## Required work
Switch every "tombstone-icon" to "grave-marker-icon" in the records below, and leave everything else unchanged. Leave the pictures out of your answer.

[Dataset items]
>>

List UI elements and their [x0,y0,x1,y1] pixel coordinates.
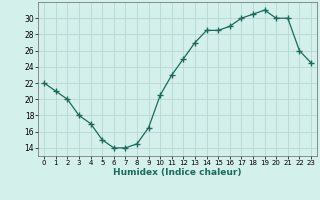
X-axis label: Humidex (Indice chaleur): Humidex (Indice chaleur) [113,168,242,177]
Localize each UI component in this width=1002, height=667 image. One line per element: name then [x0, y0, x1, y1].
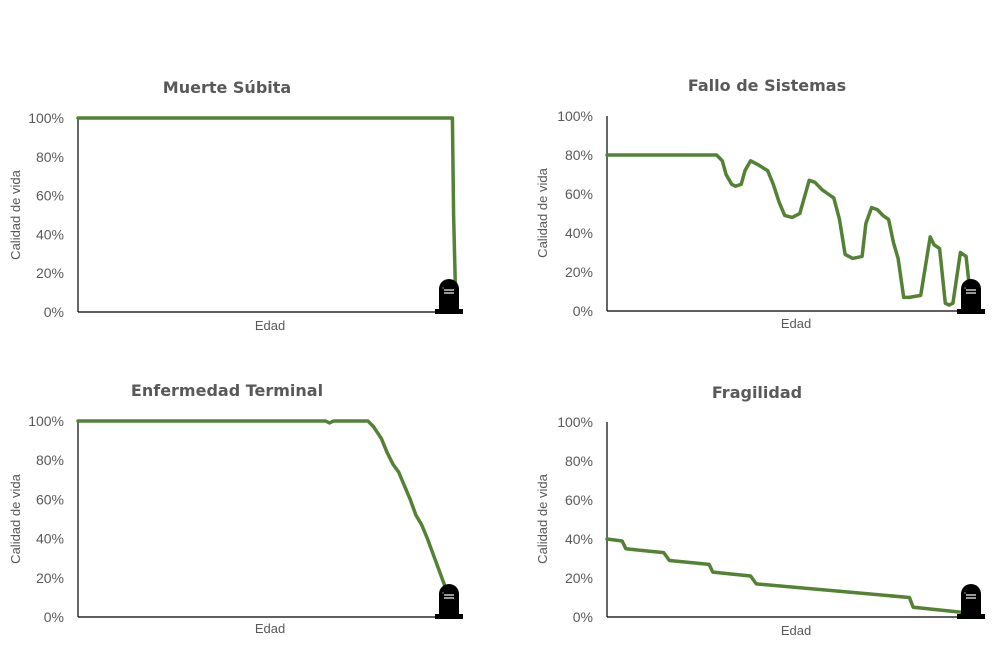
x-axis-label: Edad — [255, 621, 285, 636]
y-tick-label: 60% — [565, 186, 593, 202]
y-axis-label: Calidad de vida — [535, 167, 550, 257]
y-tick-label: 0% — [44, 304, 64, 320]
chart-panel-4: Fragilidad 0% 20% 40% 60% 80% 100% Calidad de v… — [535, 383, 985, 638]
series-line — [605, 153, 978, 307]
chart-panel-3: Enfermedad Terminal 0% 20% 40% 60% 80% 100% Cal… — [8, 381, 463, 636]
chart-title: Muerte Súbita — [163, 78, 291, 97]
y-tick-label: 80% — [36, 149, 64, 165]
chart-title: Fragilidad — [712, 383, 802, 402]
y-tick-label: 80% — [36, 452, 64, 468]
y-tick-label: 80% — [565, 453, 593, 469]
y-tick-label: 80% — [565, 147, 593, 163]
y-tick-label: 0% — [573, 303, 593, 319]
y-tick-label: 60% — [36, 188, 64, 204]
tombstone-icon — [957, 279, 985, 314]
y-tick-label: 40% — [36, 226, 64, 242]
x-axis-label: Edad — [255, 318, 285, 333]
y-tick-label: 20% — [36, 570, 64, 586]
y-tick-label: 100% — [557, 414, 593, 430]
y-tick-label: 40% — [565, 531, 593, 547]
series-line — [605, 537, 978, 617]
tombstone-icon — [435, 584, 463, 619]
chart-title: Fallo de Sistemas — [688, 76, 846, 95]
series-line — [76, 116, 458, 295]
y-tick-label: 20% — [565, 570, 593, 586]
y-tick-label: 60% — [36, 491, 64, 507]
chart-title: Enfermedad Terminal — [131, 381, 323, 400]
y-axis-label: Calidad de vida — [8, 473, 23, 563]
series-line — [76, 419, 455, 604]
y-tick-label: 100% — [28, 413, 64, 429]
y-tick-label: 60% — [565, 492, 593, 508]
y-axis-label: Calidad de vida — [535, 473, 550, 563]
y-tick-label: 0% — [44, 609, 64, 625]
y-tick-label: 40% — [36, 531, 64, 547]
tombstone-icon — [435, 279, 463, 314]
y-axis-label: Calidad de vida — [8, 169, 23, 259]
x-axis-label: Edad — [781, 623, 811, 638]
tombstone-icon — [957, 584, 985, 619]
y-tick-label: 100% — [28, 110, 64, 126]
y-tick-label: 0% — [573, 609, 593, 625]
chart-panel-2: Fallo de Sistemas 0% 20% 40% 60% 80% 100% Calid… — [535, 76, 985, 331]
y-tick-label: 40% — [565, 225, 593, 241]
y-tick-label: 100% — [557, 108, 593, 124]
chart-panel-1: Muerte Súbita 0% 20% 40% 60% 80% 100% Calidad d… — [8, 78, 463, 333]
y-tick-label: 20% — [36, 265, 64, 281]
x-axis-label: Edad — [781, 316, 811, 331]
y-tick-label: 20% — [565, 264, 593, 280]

<<

## Written solution
List UI elements and their [x0,y0,x1,y1] pixel coordinates.
X-axis label: Humidex (Indice chaleur): Humidex (Indice chaleur) [113,168,242,177]
Localize each UI component in this width=1002, height=667 image. One line per element: name then [x0, y0, x1, y1].
x-axis-label: Edad — [255, 621, 285, 636]
y-tick-label: 60% — [565, 186, 593, 202]
y-axis-label: Calidad de vida — [535, 167, 550, 257]
y-tick-label: 0% — [44, 304, 64, 320]
chart-panel-4: Fragilidad 0% 20% 40% 60% 80% 100% Calidad de v… — [535, 383, 985, 638]
series-line — [605, 153, 978, 307]
chart-panel-3: Enfermedad Terminal 0% 20% 40% 60% 80% 100% Cal… — [8, 381, 463, 636]
chart-title: Muerte Súbita — [163, 78, 291, 97]
y-tick-label: 80% — [36, 149, 64, 165]
chart-title: Fragilidad — [712, 383, 802, 402]
y-tick-label: 80% — [36, 452, 64, 468]
y-tick-label: 80% — [565, 453, 593, 469]
y-tick-label: 80% — [565, 147, 593, 163]
y-tick-label: 0% — [573, 303, 593, 319]
y-tick-label: 60% — [36, 188, 64, 204]
grave-marker-icon — [957, 279, 985, 314]
y-tick-label: 40% — [36, 226, 64, 242]
x-axis-label: Edad — [255, 318, 285, 333]
y-tick-label: 20% — [36, 570, 64, 586]
y-tick-label: 100% — [557, 414, 593, 430]
y-tick-label: 40% — [565, 531, 593, 547]
series-line — [605, 537, 978, 617]
grave-marker-icon — [435, 584, 463, 619]
chart-title: Fallo de Sistemas — [688, 76, 846, 95]
series-line — [76, 116, 458, 295]
y-tick-label: 20% — [565, 570, 593, 586]
y-tick-label: 60% — [36, 491, 64, 507]
chart-title: Enfermedad Terminal — [131, 381, 323, 400]
y-axis-label: Calidad de vida — [8, 473, 23, 563]
series-line — [76, 419, 455, 604]
y-tick-label: 100% — [28, 413, 64, 429]
y-tick-label: 60% — [565, 492, 593, 508]
y-axis-label: Calidad de vida — [535, 473, 550, 563]
y-tick-label: 0% — [44, 609, 64, 625]
y-tick-label: 40% — [36, 531, 64, 547]
grave-marker-icon — [435, 279, 463, 314]
y-axis-label: Calidad de vida — [8, 169, 23, 259]
x-axis-label: Edad — [781, 623, 811, 638]
grave-marker-icon — [957, 584, 985, 619]
y-tick-label: 100% — [28, 110, 64, 126]
y-tick-label: 0% — [573, 609, 593, 625]
chart-panel-2: Fallo de Sistemas 0% 20% 40% 60% 80% 100% Calid… — [535, 76, 985, 331]
y-tick-label: 40% — [565, 225, 593, 241]
y-tick-label: 100% — [557, 108, 593, 124]
chart-panel-1: Muerte Súbita 0% 20% 40% 60% 80% 100% Calidad d… — [8, 78, 463, 333]
y-tick-label: 20% — [36, 265, 64, 281]
x-axis-label: Edad — [781, 316, 811, 331]
y-tick-label: 20% — [565, 264, 593, 280]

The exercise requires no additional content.